- **Requirements**
Below are some records; give them all again exactly, but not the pictures.

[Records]
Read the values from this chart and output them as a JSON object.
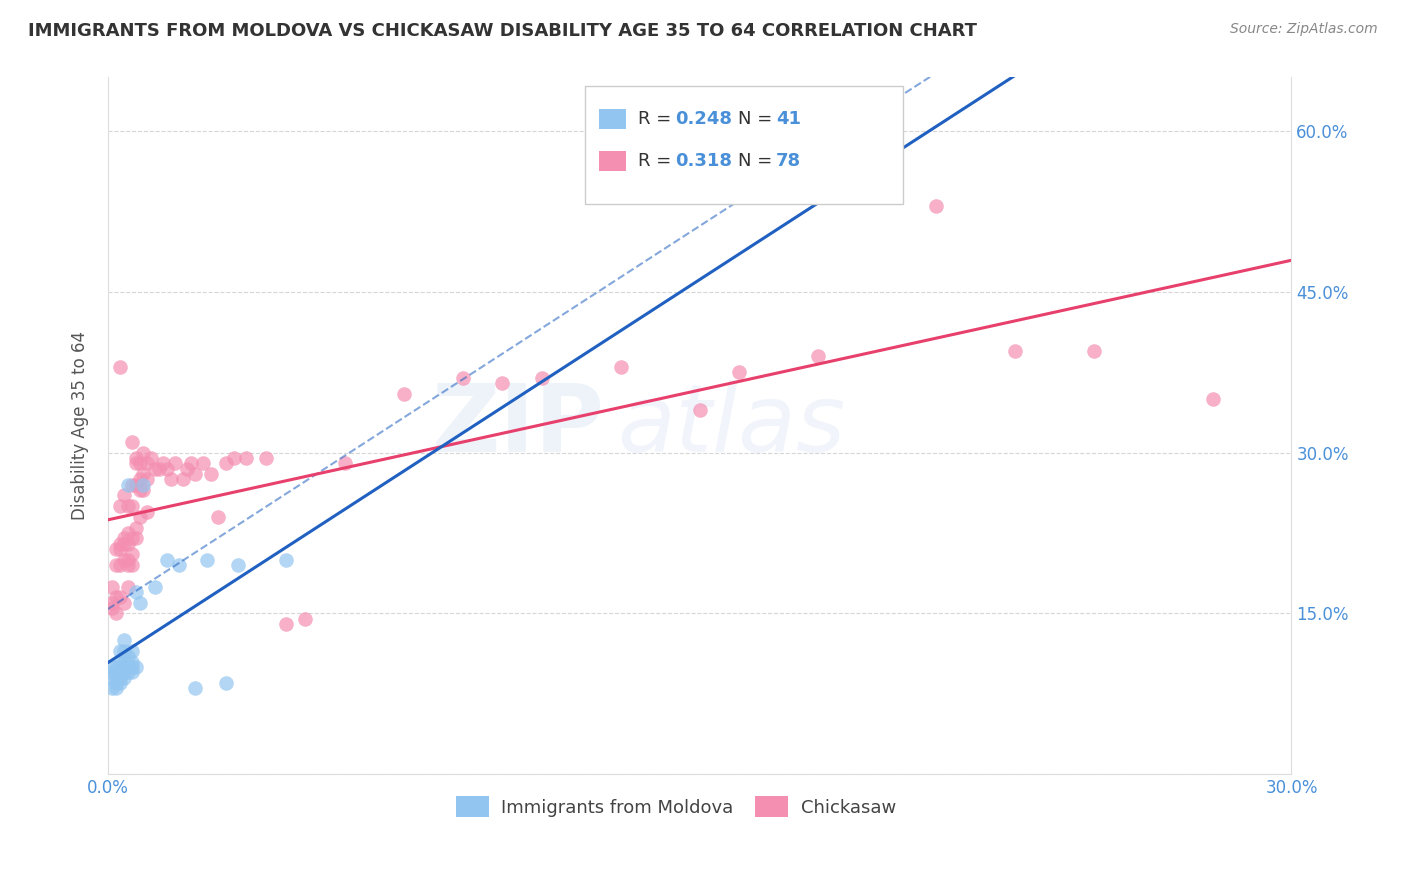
{
  "title": "IMMIGRANTS FROM MOLDOVA VS CHICKASAW DISABILITY AGE 35 TO 64 CORRELATION CHART",
  "source": "Source: ZipAtlas.com",
  "ylabel": "Disability Age 35 to 64",
  "xlim": [
    0.0,
    0.3
  ],
  "ylim": [
    0.0,
    0.65
  ],
  "xticks": [
    0.0,
    0.05,
    0.1,
    0.15,
    0.2,
    0.25,
    0.3
  ],
  "xticklabels": [
    "0.0%",
    "",
    "",
    "",
    "",
    "",
    "30.0%"
  ],
  "yticks": [
    0.0,
    0.15,
    0.3,
    0.45,
    0.6
  ],
  "yticklabels": [
    "",
    "15.0%",
    "30.0%",
    "45.0%",
    "60.0%"
  ],
  "legend_R1": "0.248",
  "legend_N1": "41",
  "legend_R2": "0.318",
  "legend_N2": "78",
  "legend_label1": "Immigrants from Moldova",
  "legend_label2": "Chickasaw",
  "color_moldova": "#92C5F0",
  "color_chickasaw": "#F48FB1",
  "color_line_moldova": "#2060C0",
  "color_line_chickasaw": "#E8406C",
  "color_axis_labels": "#4A90D9",
  "color_title": "#333333",
  "watermark_zip": "ZIP",
  "watermark_atlas": "atlas",
  "moldova_x": [
    0.001,
    0.001,
    0.001,
    0.001,
    0.002,
    0.002,
    0.002,
    0.002,
    0.002,
    0.003,
    0.003,
    0.003,
    0.003,
    0.003,
    0.003,
    0.004,
    0.004,
    0.004,
    0.004,
    0.004,
    0.004,
    0.005,
    0.005,
    0.005,
    0.005,
    0.006,
    0.006,
    0.006,
    0.006,
    0.007,
    0.007,
    0.008,
    0.009,
    0.012,
    0.015,
    0.018,
    0.022,
    0.025,
    0.03,
    0.033,
    0.045
  ],
  "moldova_y": [
    0.08,
    0.09,
    0.095,
    0.1,
    0.08,
    0.085,
    0.09,
    0.095,
    0.1,
    0.085,
    0.09,
    0.095,
    0.1,
    0.105,
    0.115,
    0.09,
    0.095,
    0.1,
    0.105,
    0.115,
    0.125,
    0.095,
    0.1,
    0.11,
    0.27,
    0.095,
    0.1,
    0.105,
    0.115,
    0.1,
    0.17,
    0.16,
    0.27,
    0.175,
    0.2,
    0.195,
    0.08,
    0.2,
    0.085,
    0.195,
    0.2
  ],
  "chickasaw_x": [
    0.001,
    0.001,
    0.001,
    0.002,
    0.002,
    0.002,
    0.002,
    0.003,
    0.003,
    0.003,
    0.003,
    0.003,
    0.003,
    0.004,
    0.004,
    0.004,
    0.004,
    0.004,
    0.005,
    0.005,
    0.005,
    0.005,
    0.005,
    0.005,
    0.006,
    0.006,
    0.006,
    0.006,
    0.006,
    0.006,
    0.007,
    0.007,
    0.007,
    0.007,
    0.007,
    0.008,
    0.008,
    0.008,
    0.008,
    0.009,
    0.009,
    0.009,
    0.01,
    0.01,
    0.01,
    0.011,
    0.012,
    0.013,
    0.014,
    0.015,
    0.016,
    0.017,
    0.019,
    0.02,
    0.021,
    0.022,
    0.024,
    0.026,
    0.028,
    0.03,
    0.032,
    0.035,
    0.04,
    0.045,
    0.05,
    0.06,
    0.075,
    0.09,
    0.1,
    0.11,
    0.13,
    0.15,
    0.16,
    0.18,
    0.21,
    0.23,
    0.25,
    0.28
  ],
  "chickasaw_y": [
    0.155,
    0.16,
    0.175,
    0.15,
    0.165,
    0.195,
    0.21,
    0.165,
    0.195,
    0.21,
    0.215,
    0.25,
    0.38,
    0.16,
    0.2,
    0.215,
    0.22,
    0.26,
    0.175,
    0.195,
    0.2,
    0.215,
    0.225,
    0.25,
    0.195,
    0.205,
    0.22,
    0.25,
    0.27,
    0.31,
    0.22,
    0.23,
    0.27,
    0.29,
    0.295,
    0.24,
    0.265,
    0.275,
    0.29,
    0.265,
    0.28,
    0.3,
    0.245,
    0.275,
    0.29,
    0.295,
    0.285,
    0.285,
    0.29,
    0.285,
    0.275,
    0.29,
    0.275,
    0.285,
    0.29,
    0.28,
    0.29,
    0.28,
    0.24,
    0.29,
    0.295,
    0.295,
    0.295,
    0.14,
    0.145,
    0.29,
    0.355,
    0.37,
    0.365,
    0.37,
    0.38,
    0.34,
    0.375,
    0.39,
    0.53,
    0.395,
    0.395,
    0.35
  ]
}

- **Task response**
Read the values from this chart and output them as a JSON object.
{
  "title": "IMMIGRANTS FROM MOLDOVA VS CHICKASAW DISABILITY AGE 35 TO 64 CORRELATION CHART",
  "source": "Source: ZipAtlas.com",
  "ylabel": "Disability Age 35 to 64",
  "xlim": [
    0.0,
    0.3
  ],
  "ylim": [
    0.0,
    0.65
  ],
  "xticks": [
    0.0,
    0.05,
    0.1,
    0.15,
    0.2,
    0.25,
    0.3
  ],
  "xticklabels": [
    "0.0%",
    "",
    "",
    "",
    "",
    "",
    "30.0%"
  ],
  "yticks": [
    0.0,
    0.15,
    0.3,
    0.45,
    0.6
  ],
  "yticklabels": [
    "",
    "15.0%",
    "30.0%",
    "45.0%",
    "60.0%"
  ],
  "legend_R1": "0.248",
  "legend_N1": "41",
  "legend_R2": "0.318",
  "legend_N2": "78",
  "legend_label1": "Immigrants from Moldova",
  "legend_label2": "Chickasaw",
  "color_moldova": "#92C5F0",
  "color_chickasaw": "#F48FB1",
  "color_line_moldova": "#2060C0",
  "color_line_chickasaw": "#E8406C",
  "color_axis_labels": "#4A90D9",
  "color_title": "#333333",
  "watermark_zip": "ZIP",
  "watermark_atlas": "atlas",
  "moldova_x": [
    0.001,
    0.001,
    0.001,
    0.001,
    0.002,
    0.002,
    0.002,
    0.002,
    0.002,
    0.003,
    0.003,
    0.003,
    0.003,
    0.003,
    0.003,
    0.004,
    0.004,
    0.004,
    0.004,
    0.004,
    0.004,
    0.005,
    0.005,
    0.005,
    0.005,
    0.006,
    0.006,
    0.006,
    0.006,
    0.007,
    0.007,
    0.008,
    0.009,
    0.012,
    0.015,
    0.018,
    0.022,
    0.025,
    0.03,
    0.033,
    0.045
  ],
  "moldova_y": [
    0.08,
    0.09,
    0.095,
    0.1,
    0.08,
    0.085,
    0.09,
    0.095,
    0.1,
    0.085,
    0.09,
    0.095,
    0.1,
    0.105,
    0.115,
    0.09,
    0.095,
    0.1,
    0.105,
    0.115,
    0.125,
    0.095,
    0.1,
    0.11,
    0.27,
    0.095,
    0.1,
    0.105,
    0.115,
    0.1,
    0.17,
    0.16,
    0.27,
    0.175,
    0.2,
    0.195,
    0.08,
    0.2,
    0.085,
    0.195,
    0.2
  ],
  "chickasaw_x": [
    0.001,
    0.001,
    0.001,
    0.002,
    0.002,
    0.002,
    0.002,
    0.003,
    0.003,
    0.003,
    0.003,
    0.003,
    0.003,
    0.004,
    0.004,
    0.004,
    0.004,
    0.004,
    0.005,
    0.005,
    0.005,
    0.005,
    0.005,
    0.005,
    0.006,
    0.006,
    0.006,
    0.006,
    0.006,
    0.006,
    0.007,
    0.007,
    0.007,
    0.007,
    0.007,
    0.008,
    0.008,
    0.008,
    0.008,
    0.009,
    0.009,
    0.009,
    0.01,
    0.01,
    0.01,
    0.011,
    0.012,
    0.013,
    0.014,
    0.015,
    0.016,
    0.017,
    0.019,
    0.02,
    0.021,
    0.022,
    0.024,
    0.026,
    0.028,
    0.03,
    0.032,
    0.035,
    0.04,
    0.045,
    0.05,
    0.06,
    0.075,
    0.09,
    0.1,
    0.11,
    0.13,
    0.15,
    0.16,
    0.18,
    0.21,
    0.23,
    0.25,
    0.28
  ],
  "chickasaw_y": [
    0.155,
    0.16,
    0.175,
    0.15,
    0.165,
    0.195,
    0.21,
    0.165,
    0.195,
    0.21,
    0.215,
    0.25,
    0.38,
    0.16,
    0.2,
    0.215,
    0.22,
    0.26,
    0.175,
    0.195,
    0.2,
    0.215,
    0.225,
    0.25,
    0.195,
    0.205,
    0.22,
    0.25,
    0.27,
    0.31,
    0.22,
    0.23,
    0.27,
    0.29,
    0.295,
    0.24,
    0.265,
    0.275,
    0.29,
    0.265,
    0.28,
    0.3,
    0.245,
    0.275,
    0.29,
    0.295,
    0.285,
    0.285,
    0.29,
    0.285,
    0.275,
    0.29,
    0.275,
    0.285,
    0.29,
    0.28,
    0.29,
    0.28,
    0.24,
    0.29,
    0.295,
    0.295,
    0.295,
    0.14,
    0.145,
    0.29,
    0.355,
    0.37,
    0.365,
    0.37,
    0.38,
    0.34,
    0.375,
    0.39,
    0.53,
    0.395,
    0.395,
    0.35
  ]
}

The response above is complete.